### Request
Every line of the material is to be quoted verbatim, minus the pictures.
--- --- ---
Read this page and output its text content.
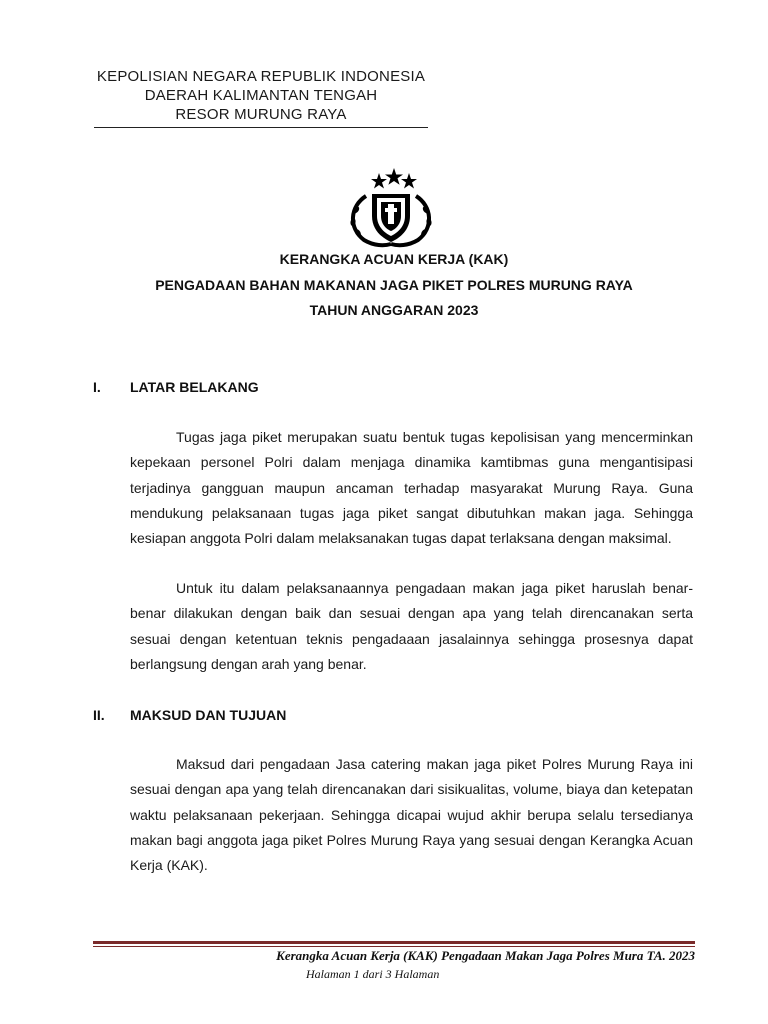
KEPOLISIAN NEGARA REPUBLIK INDONESIA
DAERAH KALIMANTAN TENGAH
RESOR MURUNG RAYA
KERANGKA ACUAN KERJA (KAK)
PENGADAAN BAHAN MAKANAN JAGA PIKET POLRES MURUNG RAYA
TAHUN ANGGARAN 2023
I. LATAR BELAKANG

Tugas jaga piket merupakan suatu bentuk tugas kepolisisan yang mencerminkan kepekaan personel Polri dalam menjaga dinamika kamtibmas guna mengantisipasi terjadinya gangguan maupun ancaman terhadap masyarakat Murung Raya. Guna mendukung pelaksanaan tugas jaga piket sangat dibutuhkan makan jaga. Sehingga kesiapan anggota Polri dalam melaksanakan tugas dapat terlaksana dengan maksimal.

Untuk itu dalam pelaksanaannya pengadaan makan jaga piket haruslah benar-benar dilakukan dengan baik dan sesuai dengan apa yang telah direncanakan serta sesuai dengan ketentuan teknis pengadaaan jasalainnya sehingga prosesnya dapat berlangsung dengan arah yang benar.

II. MAKSUD DAN TUJUAN

Maksud dari pengadaan Jasa catering makan jaga piket Polres Murung Raya ini sesuai dengan apa yang telah direncanakan dari sisikualitas, volume, biaya dan ketepatan waktu pelaksanaan pekerjaan. Sehingga dicapai wujud akhir berupa selalu tersedianya makan bagi anggota jaga piket Polres Murung Raya yang sesuai dengan Kerangka Acuan Kerja (KAK).

Kerangka Acuan Kerja (KAK) Pengadaan Makan Jaga Polres Mura TA. 2023
Halaman 1 dari 3 Halaman
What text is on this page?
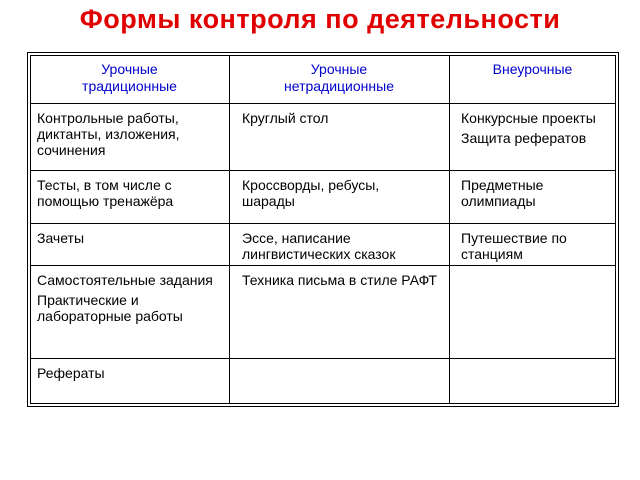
Формы контроля по деятельности
Урочные
традиционные
Урочные
нетрадиционные
Внеурочные

Контрольные работы, диктанты, изложения, сочинения

Тесты, в том числе с помощью тренажёра

Зачеты

Самостоятельные задания

Практические и лабораторные работы

Рефераты

Круглый стол

Кроссворды, ребусы, шарады

Эссе, написание лингвистических сказок

Техника письма в стиле РАФТ

Конкурсные проекты

Защита рефератов

Предметные олимпиады

Путешествие по станциям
--- --- ---
### Finished task
Read this page and output its text content.
KEPOLISIAN NEGARA REPUBLIK INDONESIA
DAERAH KALIMANTAN TENGAH
RESOR MURUNG RAYA
KERANGKA ACUAN KERJA (KAK)
PENGADAAN BAHAN MAKANAN JAGA PIKET POLRES MURUNG RAYA
TAHUN ANGGARAN 2023
I. LATAR BELAKANG

Tugas jaga piket merupakan suatu bentuk tugas kepolisisan yang mencerminkan kepekaan personel Polri dalam menjaga dinamika kamtibmas guna mengantisipasi terjadinya gangguan maupun ancaman terhadap masyarakat Murung Raya. Guna mendukung pelaksanaan tugas jaga piket sangat dibutuhkan makan jaga. Sehingga kesiapan anggota Polri dalam melaksanakan tugas dapat terlaksana dengan maksimal.

Untuk itu dalam pelaksanaannya pengadaan makan jaga piket haruslah benar-benar dilakukan dengan baik dan sesuai dengan apa yang telah direncanakan serta sesuai dengan ketentuan teknis pengadaaan jasalainnya sehingga prosesnya dapat berlangsung dengan arah yang benar.

II. MAKSUD DAN TUJUAN

Maksud dari pengadaan Jasa catering makan jaga piket Polres Murung Raya ini sesuai dengan apa yang telah direncanakan dari sisikualitas, volume, biaya dan ketepatan waktu pelaksanaan pekerjaan. Sehingga dicapai wujud akhir berupa selalu tersedianya makan bagi anggota jaga piket Polres Murung Raya yang sesuai dengan Kerangka Acuan Kerja (KAK).

Kerangka Acuan Kerja (KAK) Pengadaan Makan Jaga Polres Mura TA. 2023
Halaman 1 dari 3 Halaman
What text is on this page?
Формы контроля по деятельности
Урочные
традиционные
Урочные
нетрадиционные
Внеурочные

Контрольные работы, диктанты, изложения, сочинения

Тесты, в том числе с помощью тренажёра

Зачеты

Самостоятельные задания

Практические и лабораторные работы

Рефераты

Круглый стол

Кроссворды, ребусы, шарады

Эссе, написание лингвистических сказок

Техника письма в стиле РАФТ

Конкурсные проекты

Защита рефератов

Предметные олимпиады

Путешествие по станциям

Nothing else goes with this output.